** BEGIN SUPPLIED MATERIAL **
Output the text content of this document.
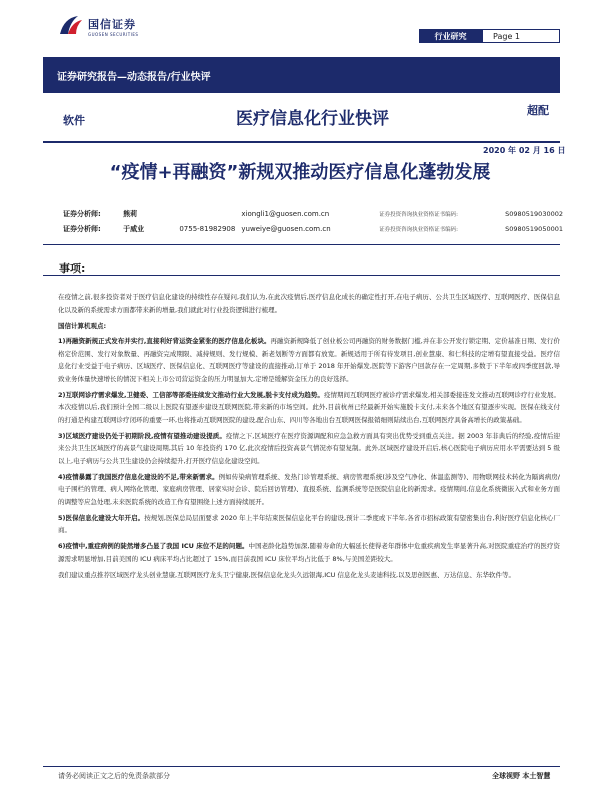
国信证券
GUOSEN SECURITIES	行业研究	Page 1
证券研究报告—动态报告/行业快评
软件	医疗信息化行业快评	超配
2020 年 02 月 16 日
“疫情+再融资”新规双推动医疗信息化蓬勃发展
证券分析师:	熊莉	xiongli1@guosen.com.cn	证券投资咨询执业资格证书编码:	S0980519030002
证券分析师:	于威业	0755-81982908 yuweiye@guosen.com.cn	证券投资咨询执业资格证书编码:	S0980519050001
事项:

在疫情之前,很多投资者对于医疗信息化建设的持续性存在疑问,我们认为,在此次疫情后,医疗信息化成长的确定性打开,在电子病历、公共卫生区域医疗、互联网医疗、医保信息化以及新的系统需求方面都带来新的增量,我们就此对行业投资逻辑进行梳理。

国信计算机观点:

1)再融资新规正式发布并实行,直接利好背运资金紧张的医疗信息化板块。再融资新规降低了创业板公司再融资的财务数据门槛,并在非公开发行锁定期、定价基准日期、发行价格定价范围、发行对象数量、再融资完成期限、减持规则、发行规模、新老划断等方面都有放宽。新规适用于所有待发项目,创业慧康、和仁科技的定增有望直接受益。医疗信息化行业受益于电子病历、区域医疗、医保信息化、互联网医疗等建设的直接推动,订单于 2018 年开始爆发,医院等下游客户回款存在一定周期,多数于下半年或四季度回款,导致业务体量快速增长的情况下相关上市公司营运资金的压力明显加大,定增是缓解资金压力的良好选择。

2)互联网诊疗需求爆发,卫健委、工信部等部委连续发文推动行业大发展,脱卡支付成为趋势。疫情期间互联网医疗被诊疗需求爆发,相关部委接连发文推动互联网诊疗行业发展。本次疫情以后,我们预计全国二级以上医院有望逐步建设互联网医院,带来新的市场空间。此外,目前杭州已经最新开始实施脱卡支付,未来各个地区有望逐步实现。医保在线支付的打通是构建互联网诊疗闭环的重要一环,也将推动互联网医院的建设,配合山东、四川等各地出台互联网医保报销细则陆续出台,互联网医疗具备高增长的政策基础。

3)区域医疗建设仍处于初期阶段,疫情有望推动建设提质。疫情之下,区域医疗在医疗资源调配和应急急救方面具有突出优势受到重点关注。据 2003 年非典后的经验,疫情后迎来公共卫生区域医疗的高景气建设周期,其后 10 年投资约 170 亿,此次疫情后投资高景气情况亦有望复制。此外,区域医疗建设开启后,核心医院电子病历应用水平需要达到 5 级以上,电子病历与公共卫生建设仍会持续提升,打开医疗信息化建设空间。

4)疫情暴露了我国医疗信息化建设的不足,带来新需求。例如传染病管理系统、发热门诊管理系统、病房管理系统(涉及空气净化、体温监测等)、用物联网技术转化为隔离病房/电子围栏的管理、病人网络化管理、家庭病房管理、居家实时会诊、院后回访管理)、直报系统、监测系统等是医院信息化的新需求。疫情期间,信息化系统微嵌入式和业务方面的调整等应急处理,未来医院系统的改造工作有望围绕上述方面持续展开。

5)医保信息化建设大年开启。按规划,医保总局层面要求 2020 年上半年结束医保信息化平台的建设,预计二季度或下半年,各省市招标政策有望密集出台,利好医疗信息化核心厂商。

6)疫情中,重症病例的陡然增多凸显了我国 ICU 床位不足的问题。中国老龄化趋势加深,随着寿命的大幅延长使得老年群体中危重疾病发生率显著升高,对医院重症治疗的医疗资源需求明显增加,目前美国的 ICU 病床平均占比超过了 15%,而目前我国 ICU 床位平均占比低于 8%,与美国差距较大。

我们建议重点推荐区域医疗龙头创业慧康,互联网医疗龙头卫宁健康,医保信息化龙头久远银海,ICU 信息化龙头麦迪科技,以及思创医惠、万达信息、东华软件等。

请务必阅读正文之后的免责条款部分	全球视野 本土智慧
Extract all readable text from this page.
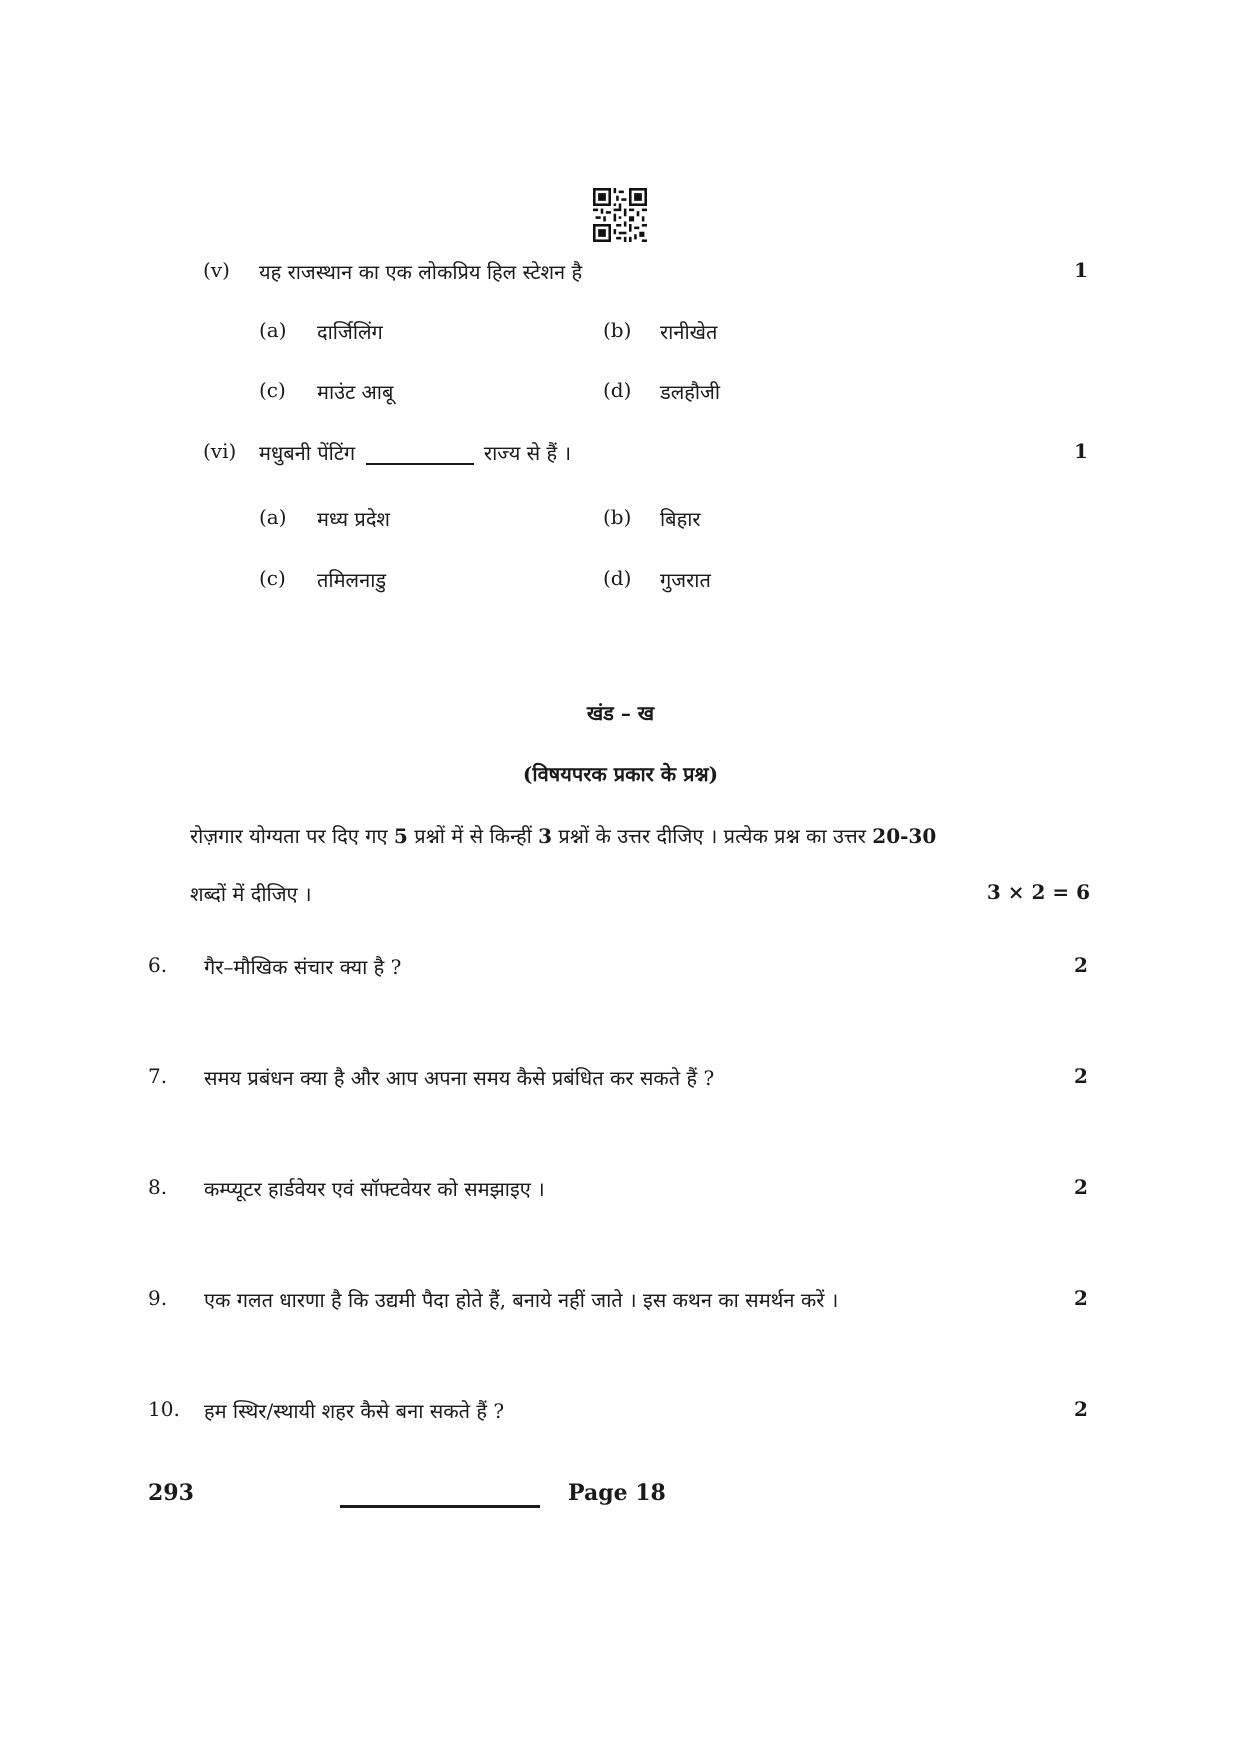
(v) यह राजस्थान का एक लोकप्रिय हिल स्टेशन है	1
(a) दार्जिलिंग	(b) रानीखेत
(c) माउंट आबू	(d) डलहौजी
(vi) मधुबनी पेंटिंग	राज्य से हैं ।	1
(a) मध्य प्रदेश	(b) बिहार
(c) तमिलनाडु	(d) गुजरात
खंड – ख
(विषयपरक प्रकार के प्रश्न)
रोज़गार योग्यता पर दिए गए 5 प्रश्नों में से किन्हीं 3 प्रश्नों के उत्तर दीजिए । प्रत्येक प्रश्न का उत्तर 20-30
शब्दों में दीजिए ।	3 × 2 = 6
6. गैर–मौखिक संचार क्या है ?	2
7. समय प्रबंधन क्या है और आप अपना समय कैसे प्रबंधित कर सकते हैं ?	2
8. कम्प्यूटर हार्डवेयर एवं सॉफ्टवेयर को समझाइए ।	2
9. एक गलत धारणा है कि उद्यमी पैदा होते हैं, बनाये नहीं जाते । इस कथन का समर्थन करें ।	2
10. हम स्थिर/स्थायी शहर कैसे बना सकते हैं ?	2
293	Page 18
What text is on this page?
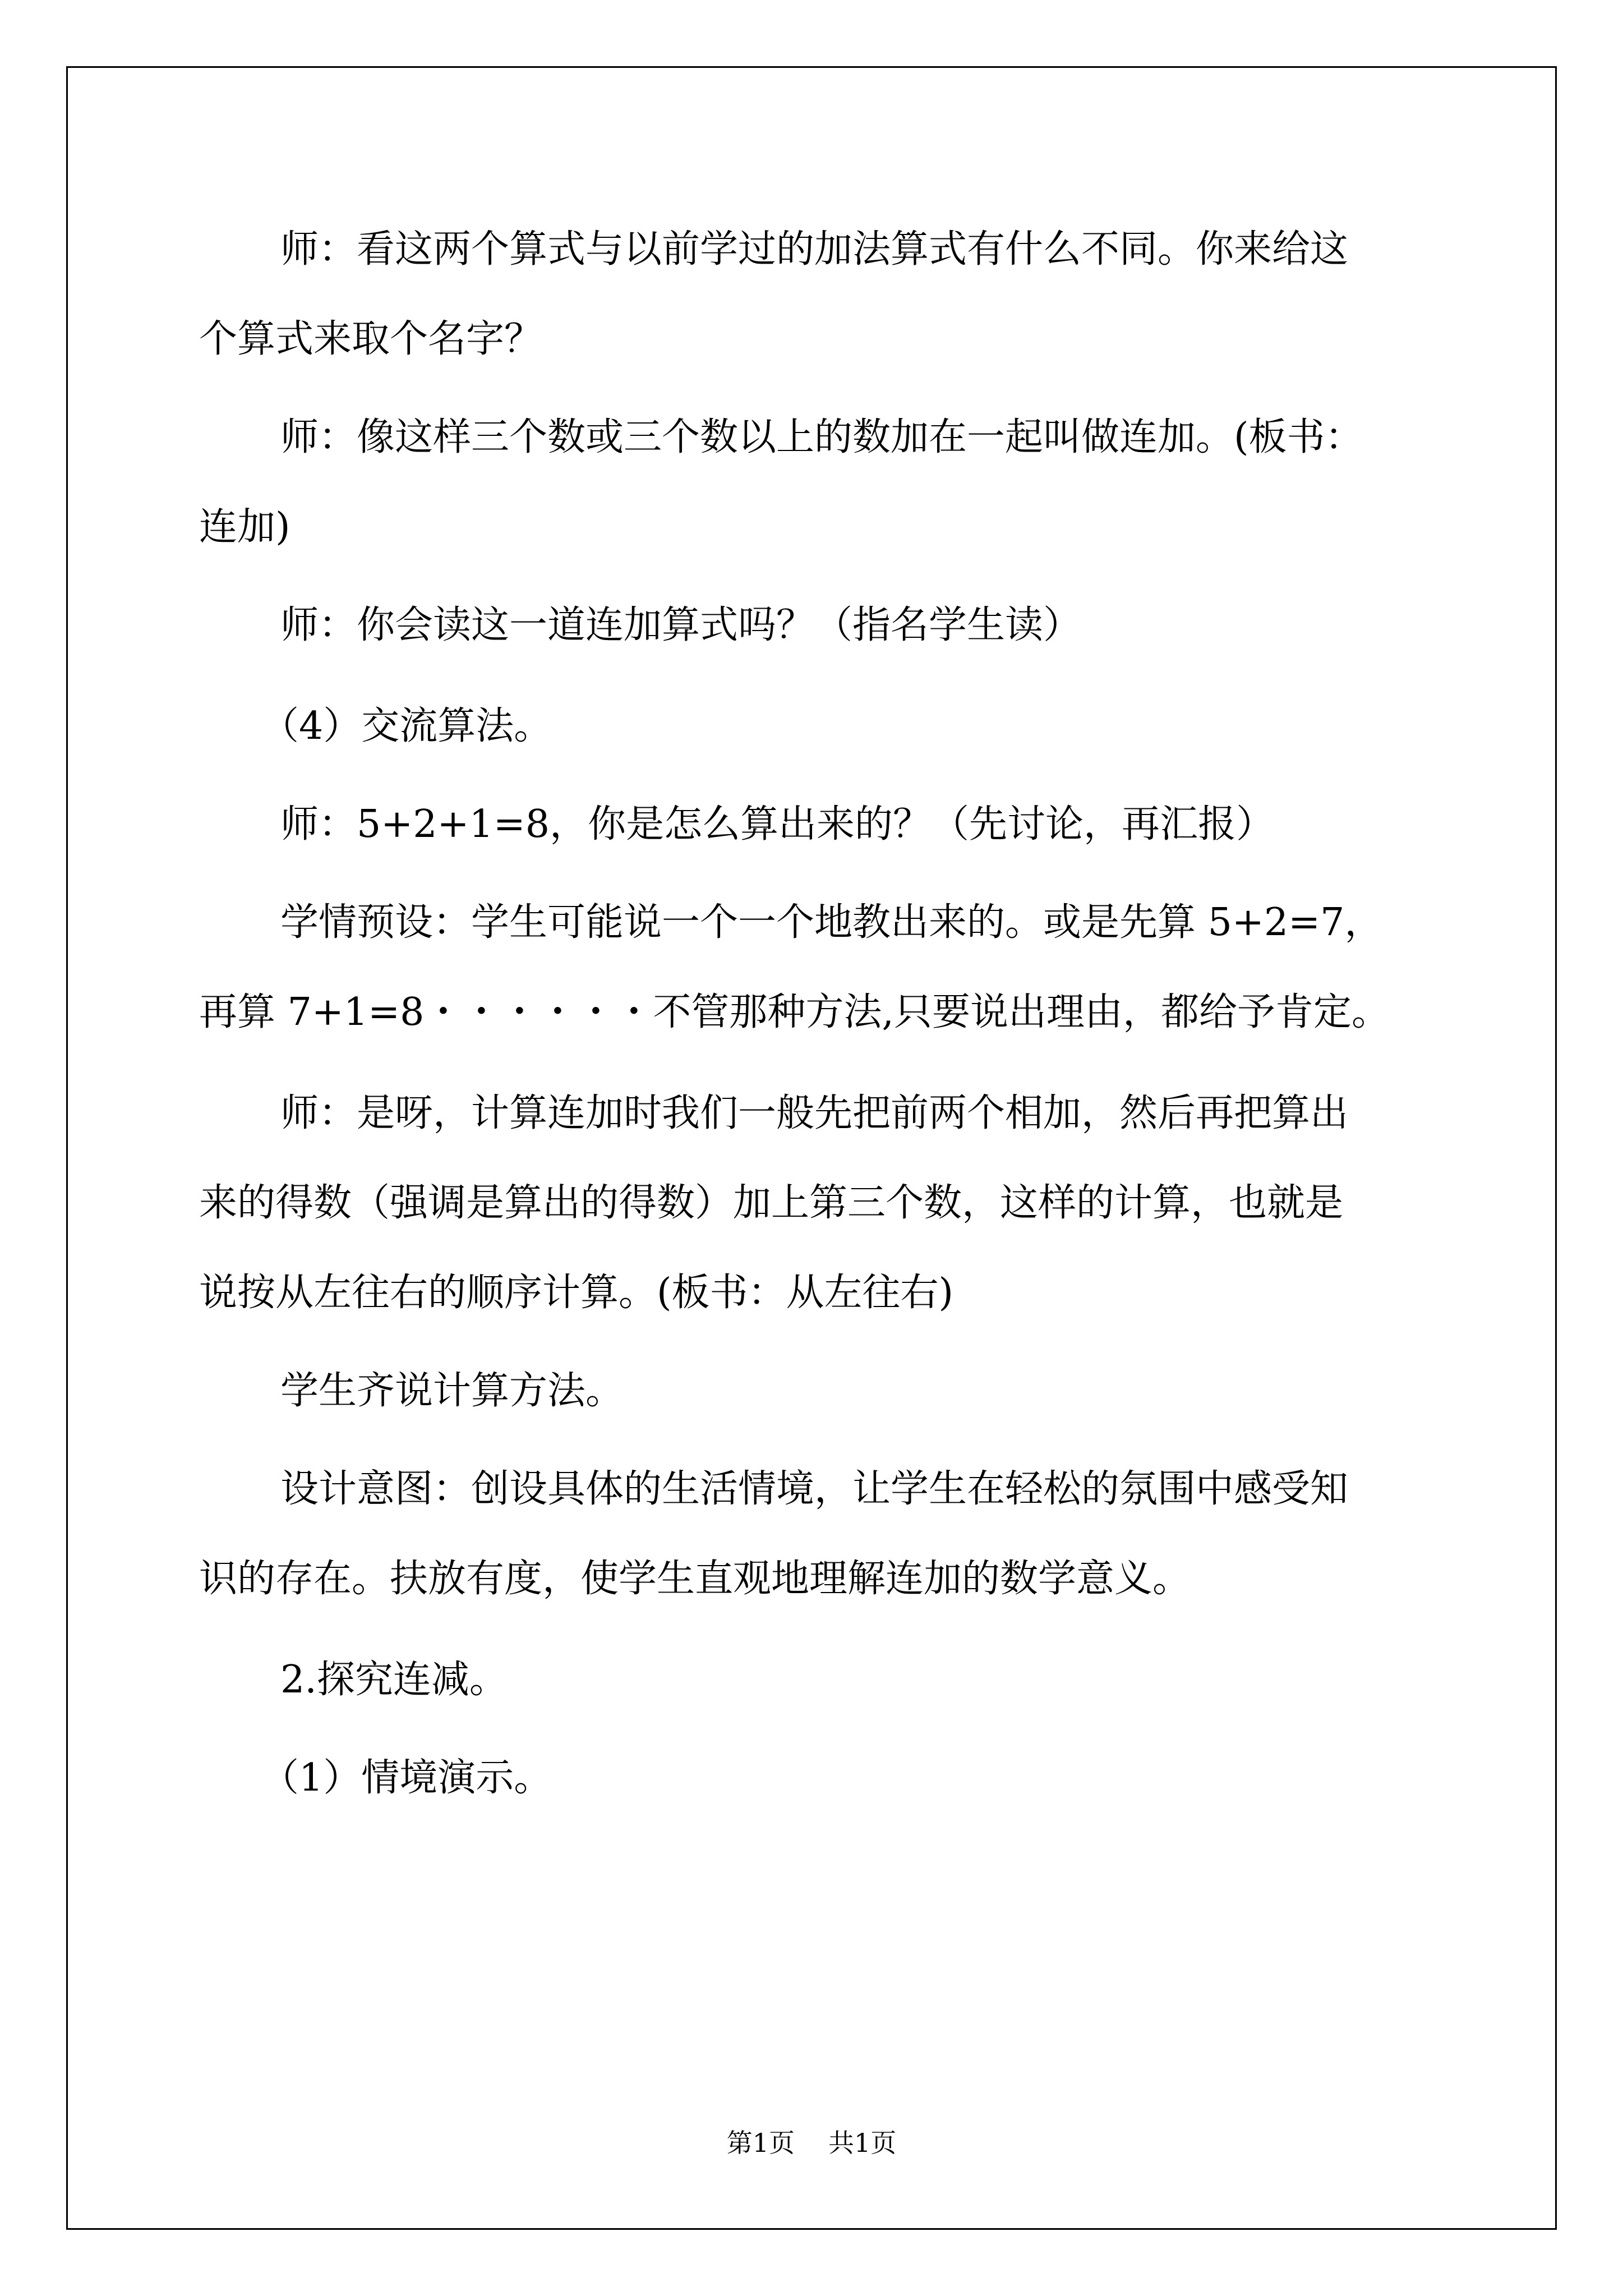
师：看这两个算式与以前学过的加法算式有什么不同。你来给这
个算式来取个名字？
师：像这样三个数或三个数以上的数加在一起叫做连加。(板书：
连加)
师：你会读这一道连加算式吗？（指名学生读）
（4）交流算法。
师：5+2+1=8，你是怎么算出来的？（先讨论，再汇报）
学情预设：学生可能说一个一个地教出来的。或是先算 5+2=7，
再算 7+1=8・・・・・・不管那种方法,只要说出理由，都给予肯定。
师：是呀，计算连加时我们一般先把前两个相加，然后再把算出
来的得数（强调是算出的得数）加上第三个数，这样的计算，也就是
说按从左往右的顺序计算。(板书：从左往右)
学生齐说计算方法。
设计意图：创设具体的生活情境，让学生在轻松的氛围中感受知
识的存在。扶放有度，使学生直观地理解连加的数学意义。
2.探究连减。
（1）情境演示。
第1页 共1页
** END SUPPLIED MATERIAL **
▸ OBJECTIVE
Your output should consist solely of the lines from the line containing "Extract all readable text from this page." through the end of the data above, copied exactly, with images removed.

▸ EXERCISE SOLUTION
Extract all readable text from this page.
(v) यह राजस्थान का एक लोकप्रिय हिल स्टेशन है	1
(a) दार्जिलिंग	(b) रानीखेत
(c) माउंट आबू	(d) डलहौजी
(vi) मधुबनी पेंटिंग	राज्य से हैं ।	1
(a) मध्य प्रदेश	(b) बिहार
(c) तमिलनाडु	(d) गुजरात
खंड – ख
(विषयपरक प्रकार के प्रश्न)
रोज़गार योग्यता पर दिए गए 5 प्रश्नों में से किन्हीं 3 प्रश्नों के उत्तर दीजिए । प्रत्येक प्रश्न का उत्तर 20-30
शब्दों में दीजिए ।	3 × 2 = 6
6. गैर–मौखिक संचार क्या है ?	2
7. समय प्रबंधन क्या है और आप अपना समय कैसे प्रबंधित कर सकते हैं ?	2
8. कम्प्यूटर हार्डवेयर एवं सॉफ्टवेयर को समझाइए ।	2
9. एक गलत धारणा है कि उद्यमी पैदा होते हैं, बनाये नहीं जाते । इस कथन का समर्थन करें ।	2
10. हम स्थिर/स्थायी शहर कैसे बना सकते हैं ?	2
293	Page 18
What text is on this page?
师：看这两个算式与以前学过的加法算式有什么不同。你来给这
个算式来取个名字？
师：像这样三个数或三个数以上的数加在一起叫做连加。(板书：
连加)
师：你会读这一道连加算式吗？（指名学生读）
（4）交流算法。
师：5+2+1=8，你是怎么算出来的？（先讨论，再汇报）
学情预设：学生可能说一个一个地教出来的。或是先算 5+2=7，
再算 7+1=8・・・・・・不管那种方法,只要说出理由，都给予肯定。
师：是呀，计算连加时我们一般先把前两个相加，然后再把算出
来的得数（强调是算出的得数）加上第三个数，这样的计算，也就是
说按从左往右的顺序计算。(板书：从左往右)
学生齐说计算方法。
设计意图：创设具体的生活情境，让学生在轻松的氛围中感受知
识的存在。扶放有度，使学生直观地理解连加的数学意义。
2.探究连减。
（1）情境演示。
第1页 共1页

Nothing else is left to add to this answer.